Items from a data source
###

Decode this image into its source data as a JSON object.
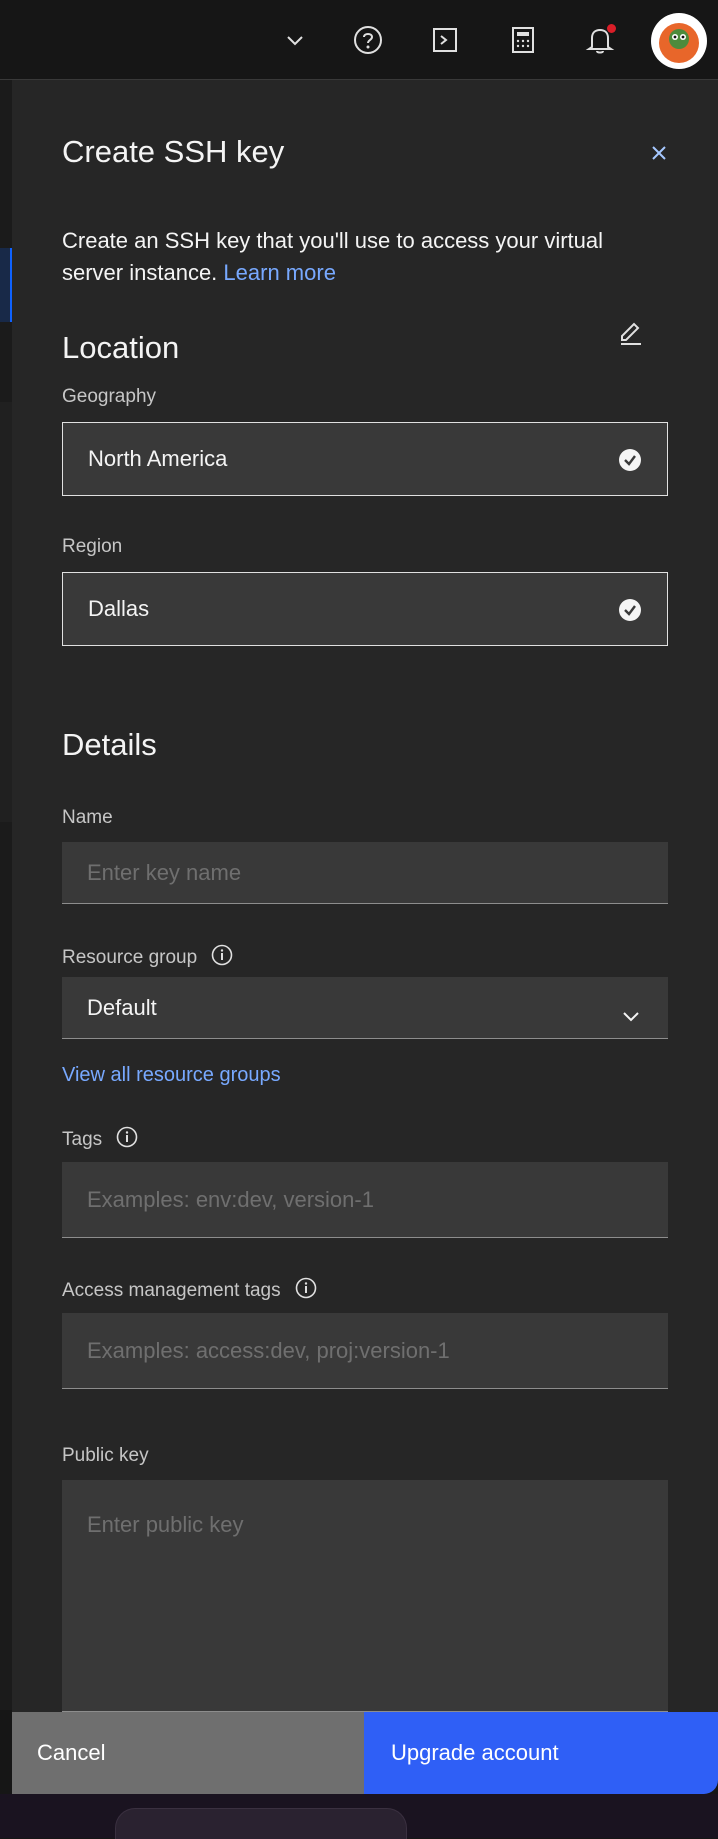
{
  "header": {
    "icons": [
      "chevron-down-icon",
      "help-icon",
      "cloud-shell-icon",
      "cost-estimator-icon",
      "notification-icon",
      "avatar"
    ],
    "notification_badge_color": "#da1e28"
  },
  "panel": {
    "title": "Create SSH key",
    "description": "Create an SSH key that you'll use to access your virtual server instance.",
    "learn_more": "Learn more",
    "location": {
      "heading": "Location",
      "geography_label": "Geography",
      "geography_value": "North America",
      "region_label": "Region",
      "region_value": "Dallas"
    },
    "details": {
      "heading": "Details",
      "name_label": "Name",
      "name_placeholder": "Enter key name",
      "resource_group_label": "Resource group",
      "resource_group_value": "Default",
      "view_resource_groups": "View all resource groups",
      "tags_label": "Tags",
      "tags_placeholder": "Examples: env:dev, version-1",
      "access_tags_label": "Access management tags",
      "access_tags_placeholder": "Examples: access:dev, proj:version-1",
      "public_key_label": "Public key",
      "public_key_placeholder": "Enter public key"
    }
  },
  "footer": {
    "cancel": "Cancel",
    "upgrade": "Upgrade account"
  },
  "colors": {
    "panel_bg": "#262626",
    "field_bg": "#393939",
    "link": "#78a9ff",
    "primary": "#2f5ff6",
    "secondary": "#6f6f6f"
  }
}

###

Exercise: Where a line contains the string "version", extract that line.

Answer:
      "tags_placeholder": "Examples: env:dev, version-1",
      "access_tags_placeholder": "Examples: access:dev, proj:version-1",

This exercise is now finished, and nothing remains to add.